Requirements: Where a line holds "information", copy it.

Available records:

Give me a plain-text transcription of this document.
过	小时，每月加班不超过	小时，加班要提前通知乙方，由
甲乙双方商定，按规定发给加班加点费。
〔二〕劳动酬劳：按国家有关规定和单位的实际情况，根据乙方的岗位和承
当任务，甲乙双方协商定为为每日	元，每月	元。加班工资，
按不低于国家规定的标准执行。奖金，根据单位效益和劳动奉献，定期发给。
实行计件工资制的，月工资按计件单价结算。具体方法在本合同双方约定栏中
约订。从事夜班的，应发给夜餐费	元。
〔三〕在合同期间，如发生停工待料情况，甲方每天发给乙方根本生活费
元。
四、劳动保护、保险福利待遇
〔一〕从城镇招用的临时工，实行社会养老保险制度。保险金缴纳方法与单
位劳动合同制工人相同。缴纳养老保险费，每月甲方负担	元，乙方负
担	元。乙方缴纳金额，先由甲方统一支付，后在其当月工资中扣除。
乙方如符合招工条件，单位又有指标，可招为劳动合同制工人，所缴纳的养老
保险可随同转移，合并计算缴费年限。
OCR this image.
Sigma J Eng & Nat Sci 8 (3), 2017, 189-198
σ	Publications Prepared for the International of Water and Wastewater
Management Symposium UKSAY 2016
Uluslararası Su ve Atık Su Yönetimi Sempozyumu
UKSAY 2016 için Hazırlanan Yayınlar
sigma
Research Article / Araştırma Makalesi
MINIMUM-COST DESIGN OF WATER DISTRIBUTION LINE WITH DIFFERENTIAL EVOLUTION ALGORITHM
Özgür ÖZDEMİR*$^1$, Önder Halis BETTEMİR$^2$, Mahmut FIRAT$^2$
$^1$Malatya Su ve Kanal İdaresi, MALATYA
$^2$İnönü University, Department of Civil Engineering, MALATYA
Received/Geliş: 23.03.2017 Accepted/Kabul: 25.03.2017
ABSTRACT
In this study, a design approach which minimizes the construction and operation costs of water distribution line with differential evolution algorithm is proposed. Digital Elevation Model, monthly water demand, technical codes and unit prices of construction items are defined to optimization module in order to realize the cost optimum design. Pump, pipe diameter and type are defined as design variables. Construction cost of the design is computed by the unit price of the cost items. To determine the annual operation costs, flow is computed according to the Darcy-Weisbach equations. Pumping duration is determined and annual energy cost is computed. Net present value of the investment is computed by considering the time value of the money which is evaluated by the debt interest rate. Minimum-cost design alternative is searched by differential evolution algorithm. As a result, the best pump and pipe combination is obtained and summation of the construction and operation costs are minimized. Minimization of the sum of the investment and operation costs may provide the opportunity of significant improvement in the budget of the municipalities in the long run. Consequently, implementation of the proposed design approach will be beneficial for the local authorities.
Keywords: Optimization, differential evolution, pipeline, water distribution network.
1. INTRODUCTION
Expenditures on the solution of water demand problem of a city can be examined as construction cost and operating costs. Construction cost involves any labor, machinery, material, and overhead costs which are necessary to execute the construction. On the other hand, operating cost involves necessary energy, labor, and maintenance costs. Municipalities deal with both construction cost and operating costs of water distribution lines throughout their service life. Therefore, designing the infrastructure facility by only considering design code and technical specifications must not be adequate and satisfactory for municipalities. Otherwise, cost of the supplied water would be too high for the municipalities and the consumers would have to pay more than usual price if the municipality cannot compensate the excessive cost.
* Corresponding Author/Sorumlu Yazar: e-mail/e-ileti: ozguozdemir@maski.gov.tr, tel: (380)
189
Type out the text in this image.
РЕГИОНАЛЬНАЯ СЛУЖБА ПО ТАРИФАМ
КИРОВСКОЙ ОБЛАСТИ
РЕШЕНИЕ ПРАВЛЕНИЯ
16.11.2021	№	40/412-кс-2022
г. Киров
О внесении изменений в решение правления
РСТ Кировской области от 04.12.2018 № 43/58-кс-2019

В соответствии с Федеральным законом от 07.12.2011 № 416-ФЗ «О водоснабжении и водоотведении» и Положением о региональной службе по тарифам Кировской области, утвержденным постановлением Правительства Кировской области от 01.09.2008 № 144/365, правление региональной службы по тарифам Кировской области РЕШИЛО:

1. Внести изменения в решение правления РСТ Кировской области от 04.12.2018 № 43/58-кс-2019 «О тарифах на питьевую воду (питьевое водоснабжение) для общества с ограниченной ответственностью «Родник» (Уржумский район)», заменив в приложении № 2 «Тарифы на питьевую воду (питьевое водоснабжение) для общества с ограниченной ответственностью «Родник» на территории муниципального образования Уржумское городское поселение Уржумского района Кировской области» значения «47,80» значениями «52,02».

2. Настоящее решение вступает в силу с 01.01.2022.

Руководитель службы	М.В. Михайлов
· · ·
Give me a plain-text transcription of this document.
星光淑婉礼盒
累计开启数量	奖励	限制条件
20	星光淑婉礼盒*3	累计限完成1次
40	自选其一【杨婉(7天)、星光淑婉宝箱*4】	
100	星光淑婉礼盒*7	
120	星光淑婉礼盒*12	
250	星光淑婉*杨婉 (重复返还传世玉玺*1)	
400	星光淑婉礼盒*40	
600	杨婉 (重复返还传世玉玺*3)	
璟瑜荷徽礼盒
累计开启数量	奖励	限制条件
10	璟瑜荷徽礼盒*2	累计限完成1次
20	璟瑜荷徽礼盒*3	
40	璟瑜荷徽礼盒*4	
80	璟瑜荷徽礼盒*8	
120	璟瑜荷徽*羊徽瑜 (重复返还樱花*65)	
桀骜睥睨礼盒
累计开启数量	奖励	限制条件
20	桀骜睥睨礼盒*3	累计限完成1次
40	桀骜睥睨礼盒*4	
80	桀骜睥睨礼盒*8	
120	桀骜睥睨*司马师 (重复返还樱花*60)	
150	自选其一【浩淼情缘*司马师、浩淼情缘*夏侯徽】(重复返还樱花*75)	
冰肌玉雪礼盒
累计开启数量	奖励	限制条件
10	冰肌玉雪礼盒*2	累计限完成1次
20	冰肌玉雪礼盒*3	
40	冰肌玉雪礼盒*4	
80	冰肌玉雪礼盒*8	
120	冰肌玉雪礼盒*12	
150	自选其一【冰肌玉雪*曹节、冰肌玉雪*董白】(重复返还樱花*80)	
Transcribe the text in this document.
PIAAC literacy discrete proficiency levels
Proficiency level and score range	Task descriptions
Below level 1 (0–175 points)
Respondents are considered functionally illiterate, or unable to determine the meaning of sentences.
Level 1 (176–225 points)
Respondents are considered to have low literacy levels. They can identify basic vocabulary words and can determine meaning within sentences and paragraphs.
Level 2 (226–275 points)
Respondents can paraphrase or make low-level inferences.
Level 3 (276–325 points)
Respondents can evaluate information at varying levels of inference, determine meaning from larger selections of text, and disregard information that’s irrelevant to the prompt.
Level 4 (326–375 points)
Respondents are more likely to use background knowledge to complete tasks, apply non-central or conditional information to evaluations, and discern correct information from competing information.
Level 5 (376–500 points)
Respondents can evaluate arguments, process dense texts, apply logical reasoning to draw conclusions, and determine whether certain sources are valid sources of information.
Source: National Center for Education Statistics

Result of this exercise:
Respondents can evaluate information at varying levels of inference, determine meaning from larger selections of text, and disregard information that’s irrelevant to the prompt.
Respondents are more likely to use background knowledge to complete tasks, apply non-central or conditional information to evaluations, and discern correct information from competing information.
Respondents can evaluate arguments, process dense texts, apply logical reasoning to draw conclusions, and determine whether certain sources are valid sources of information.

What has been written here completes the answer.